(Figure content listings)
** Start **

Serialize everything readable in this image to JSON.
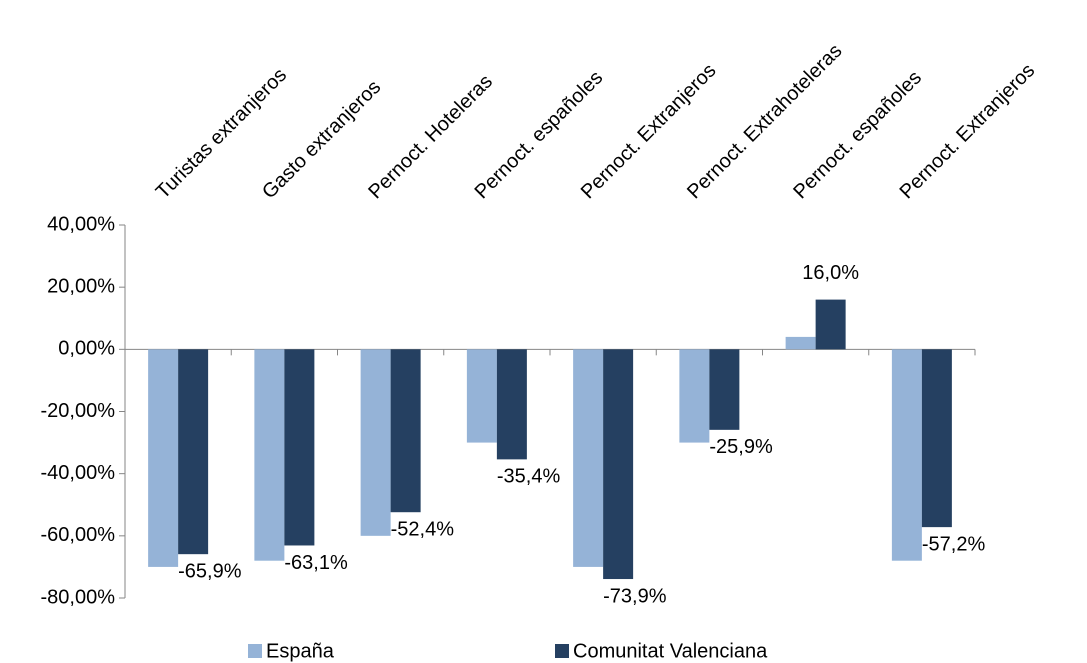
{
  "chart_data": {
    "type": "bar",
    "categories": [
      "Turistas extranjeros",
      "Gasto extranjeros",
      "Pernoct. Hoteleras",
      "Pernoct. españoles",
      "Pernoct. Extranjeros",
      "Pernoct. Extrahoteleras",
      "Pernoct. españoles",
      "Pernoct. Extranjeros"
    ],
    "series": [
      {
        "name": "España",
        "color": "#95b3d7",
        "values": [
          -70,
          -68,
          -60,
          -30,
          -70,
          -30,
          4,
          -68
        ]
      },
      {
        "name": "Comunitat Valenciana",
        "color": "#254061",
        "values": [
          -65.9,
          -63.1,
          -52.4,
          -35.4,
          -73.9,
          -25.9,
          16.0,
          -57.2
        ],
        "value_labels": [
          "-65,9%",
          "-63,1%",
          "-52,4%",
          "-35,4%",
          "-73,9%",
          "-25,9%",
          "16,0%",
          "-57,2%"
        ]
      }
    ],
    "ylim": [
      -80,
      40
    ],
    "yticks": [
      {
        "value": -80,
        "label": "-80,00%"
      },
      {
        "value": -60,
        "label": "-60,00%"
      },
      {
        "value": -40,
        "label": "-40,00%"
      },
      {
        "value": -20,
        "label": "-20,00%"
      },
      {
        "value": 0,
        "label": "0,00%"
      },
      {
        "value": 20,
        "label": "20,00%"
      },
      {
        "value": 40,
        "label": "40,00%"
      }
    ],
    "legend": "bottom"
  }
}
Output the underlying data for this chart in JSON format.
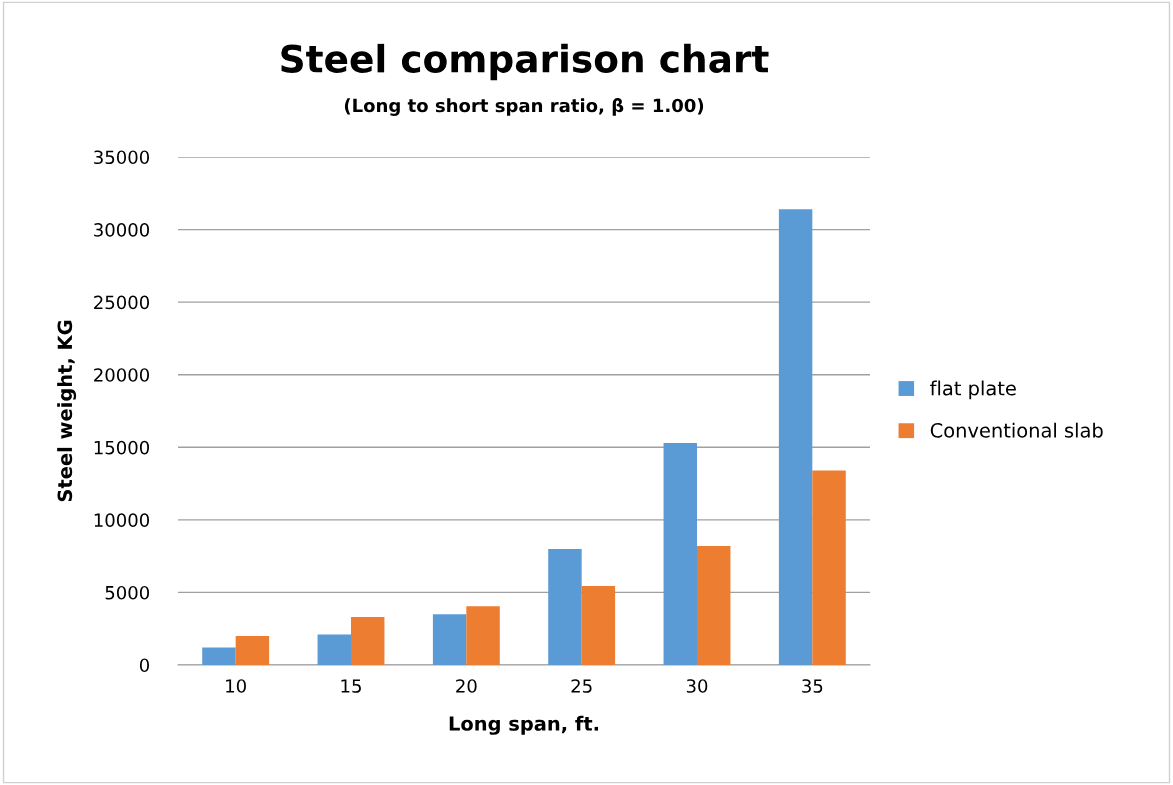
{
  "chart_data": {
    "type": "bar",
    "title": "Steel comparison chart",
    "subtitle": "(Long to short span ratio, β = 1.00)",
    "xlabel": "Long span, ft.",
    "ylabel": "Steel weight, KG",
    "categories": [
      "10",
      "15",
      "20",
      "25",
      "30",
      "35"
    ],
    "series": [
      {
        "name": "flat plate",
        "color": "#5b9bd5",
        "values": [
          1200,
          2100,
          3500,
          8000,
          15300,
          31400
        ]
      },
      {
        "name": "Conventional slab",
        "color": "#ed7d31",
        "values": [
          2000,
          3300,
          4050,
          5450,
          8200,
          13400
        ]
      }
    ],
    "ylim": [
      0,
      35000
    ],
    "yticks": [
      0,
      5000,
      10000,
      15000,
      20000,
      25000,
      30000,
      35000
    ],
    "grid": "y",
    "legend": "right"
  }
}
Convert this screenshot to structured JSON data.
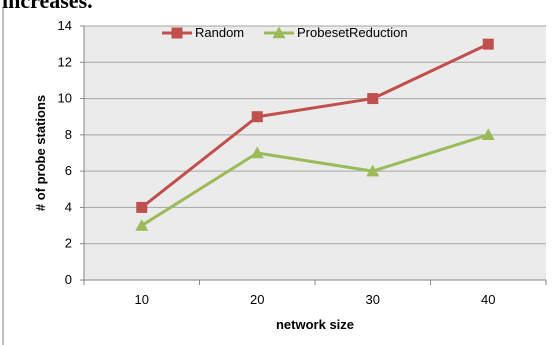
{
  "page": {
    "top_text": "increases."
  },
  "colors": {
    "random": "#c0504d",
    "probeset": "#9bbb59",
    "plot_bg": "#ebebeb",
    "grid": "#a6a6a6"
  },
  "chart_data": {
    "type": "line",
    "categories": [
      "10",
      "20",
      "30",
      "40"
    ],
    "series": [
      {
        "name": "Random",
        "values": [
          4,
          9,
          10,
          13
        ],
        "marker": "square"
      },
      {
        "name": "ProbesetReduction",
        "values": [
          3,
          7,
          6,
          8
        ],
        "marker": "triangle"
      }
    ],
    "xlabel": "network size",
    "ylabel": "# of probe stations",
    "ylim": [
      0,
      14
    ],
    "yticks": [
      0,
      2,
      4,
      6,
      8,
      10,
      12,
      14
    ],
    "grid": true,
    "legend": "top-center"
  }
}
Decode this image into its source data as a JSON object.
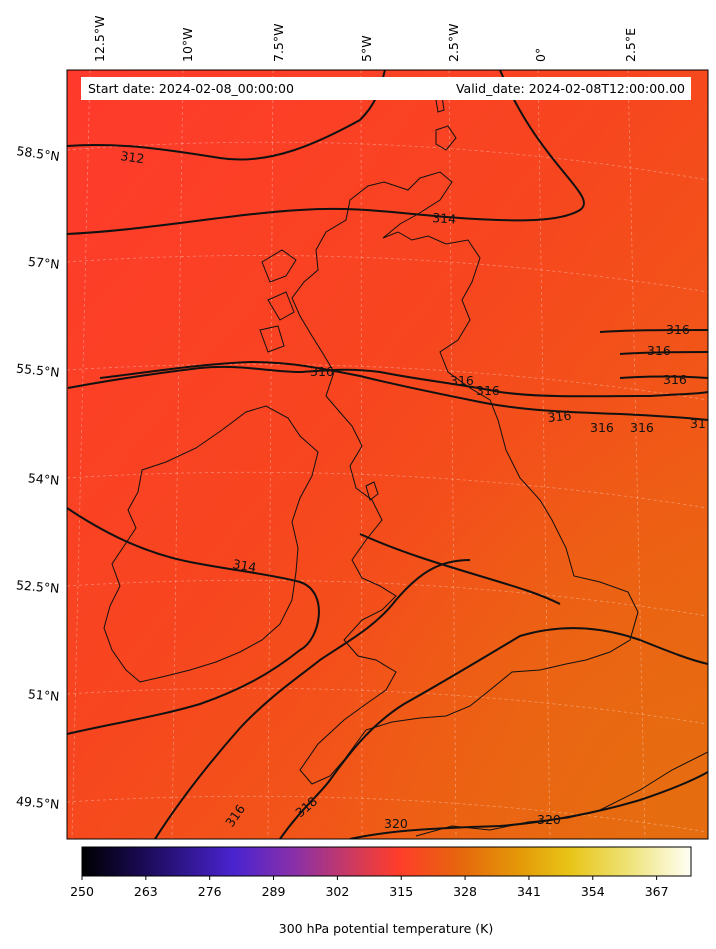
{
  "header": {
    "start_date": "Start date: 2024-02-08_00:00:00",
    "valid_date": "Valid_date: 2024-02-08T12:00:00.00"
  },
  "map": {
    "lon_labels": [
      "12.5°W",
      "10°W",
      "7.5°W",
      "5°W",
      "2.5°W",
      "0°",
      "2.5°E"
    ],
    "lat_labels": [
      "58.5°N",
      "57°N",
      "55.5°N",
      "54°N",
      "52.5°N",
      "51°N",
      "49.5°N"
    ],
    "contour_labels": [
      "312",
      "314",
      "316",
      "316",
      "316",
      "316",
      "316",
      "316",
      "316",
      "316",
      "316",
      "31",
      "314",
      "316",
      "318",
      "320",
      "320"
    ],
    "colors": {
      "cool": "#ff3d2a",
      "mid": "#f5501a",
      "warm": "#ea6a10",
      "contour": "#111111"
    }
  },
  "colorbar": {
    "title": "300 hPa potential temperature (K)",
    "ticks": [
      "250",
      "263",
      "276",
      "289",
      "302",
      "315",
      "328",
      "341",
      "354",
      "367"
    ],
    "range": [
      250,
      374
    ]
  }
}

** End **

Return all the entries word for word, but omit any pictures they contain.

Worked answer:
Serialize everything readable in this image to JSON.
{
  "chart_data": {
    "type": "bar",
    "categories": [
      "Turistas extranjeros",
      "Gasto extranjeros",
      "Pernoct. Hoteleras",
      "Pernoct. españoles",
      "Pernoct. Extranjeros",
      "Pernoct. Extrahoteleras",
      "Pernoct. españoles",
      "Pernoct. Extranjeros"
    ],
    "series": [
      {
        "name": "España",
        "color": "#95b3d7",
        "values": [
          -70,
          -68,
          -60,
          -30,
          -70,
          -30,
          4,
          -68
        ]
      },
      {
        "name": "Comunitat Valenciana",
        "color": "#254061",
        "values": [
          -65.9,
          -63.1,
          -52.4,
          -35.4,
          -73.9,
          -25.9,
          16.0,
          -57.2
        ],
        "value_labels": [
          "-65,9%",
          "-63,1%",
          "-52,4%",
          "-35,4%",
          "-73,9%",
          "-25,9%",
          "16,0%",
          "-57,2%"
        ]
      }
    ],
    "ylim": [
      -80,
      40
    ],
    "yticks": [
      {
        "value": -80,
        "label": "-80,00%"
      },
      {
        "value": -60,
        "label": "-60,00%"
      },
      {
        "value": -40,
        "label": "-40,00%"
      },
      {
        "value": -20,
        "label": "-20,00%"
      },
      {
        "value": 0,
        "label": "0,00%"
      },
      {
        "value": 20,
        "label": "20,00%"
      },
      {
        "value": 40,
        "label": "40,00%"
      }
    ],
    "legend": "bottom"
  }
}
Output the underlying data for this chart in JSON format.
{
  "chart_data": {
    "type": "bar",
    "title": "Steel comparison chart",
    "subtitle": "(Long to short span ratio, β = 1.00)",
    "xlabel": "Long span, ft.",
    "ylabel": "Steel weight, KG",
    "categories": [
      "10",
      "15",
      "20",
      "25",
      "30",
      "35"
    ],
    "series": [
      {
        "name": "flat plate",
        "color": "#5b9bd5",
        "values": [
          1200,
          2100,
          3500,
          8000,
          15300,
          31400
        ]
      },
      {
        "name": "Conventional slab",
        "color": "#ed7d31",
        "values": [
          2000,
          3300,
          4050,
          5450,
          8200,
          13400
        ]
      }
    ],
    "ylim": [
      0,
      35000
    ],
    "yticks": [
      0,
      5000,
      10000,
      15000,
      20000,
      25000,
      30000,
      35000
    ],
    "grid": "y",
    "legend": "right"
  }
}
Convert this screenshot to structured JSON data.
{
  "page": {
    "top_text": "increases."
  },
  "colors": {
    "random": "#c0504d",
    "probeset": "#9bbb59",
    "plot_bg": "#ebebeb",
    "grid": "#a6a6a6"
  },
  "chart_data": {
    "type": "line",
    "categories": [
      "10",
      "20",
      "30",
      "40"
    ],
    "series": [
      {
        "name": "Random",
        "values": [
          4,
          9,
          10,
          13
        ],
        "marker": "square"
      },
      {
        "name": "ProbesetReduction",
        "values": [
          3,
          7,
          6,
          8
        ],
        "marker": "triangle"
      }
    ],
    "xlabel": "network size",
    "ylabel": "# of probe stations",
    "ylim": [
      0,
      14
    ],
    "yticks": [
      0,
      2,
      4,
      6,
      8,
      10,
      12,
      14
    ],
    "grid": true,
    "legend": "top-center"
  }
}
Decode this image into its source data as a JSON object.
{
  "header": {
    "start_date": "Start date: 2024-02-08_00:00:00",
    "valid_date": "Valid_date: 2024-02-08T12:00:00.00"
  },
  "map": {
    "lon_labels": [
      "12.5°W",
      "10°W",
      "7.5°W",
      "5°W",
      "2.5°W",
      "0°",
      "2.5°E"
    ],
    "lat_labels": [
      "58.5°N",
      "57°N",
      "55.5°N",
      "54°N",
      "52.5°N",
      "51°N",
      "49.5°N"
    ],
    "contour_labels": [
      "312",
      "314",
      "316",
      "316",
      "316",
      "316",
      "316",
      "316",
      "316",
      "316",
      "316",
      "31",
      "314",
      "316",
      "318",
      "320",
      "320"
    ],
    "colors": {
      "cool": "#ff3d2a",
      "mid": "#f5501a",
      "warm": "#ea6a10",
      "contour": "#111111"
    }
  },
  "colorbar": {
    "title": "300 hPa potential temperature (K)",
    "ticks": [
      "250",
      "263",
      "276",
      "289",
      "302",
      "315",
      "328",
      "341",
      "354",
      "367"
    ],
    "range": [
      250,
      374
    ]
  }
}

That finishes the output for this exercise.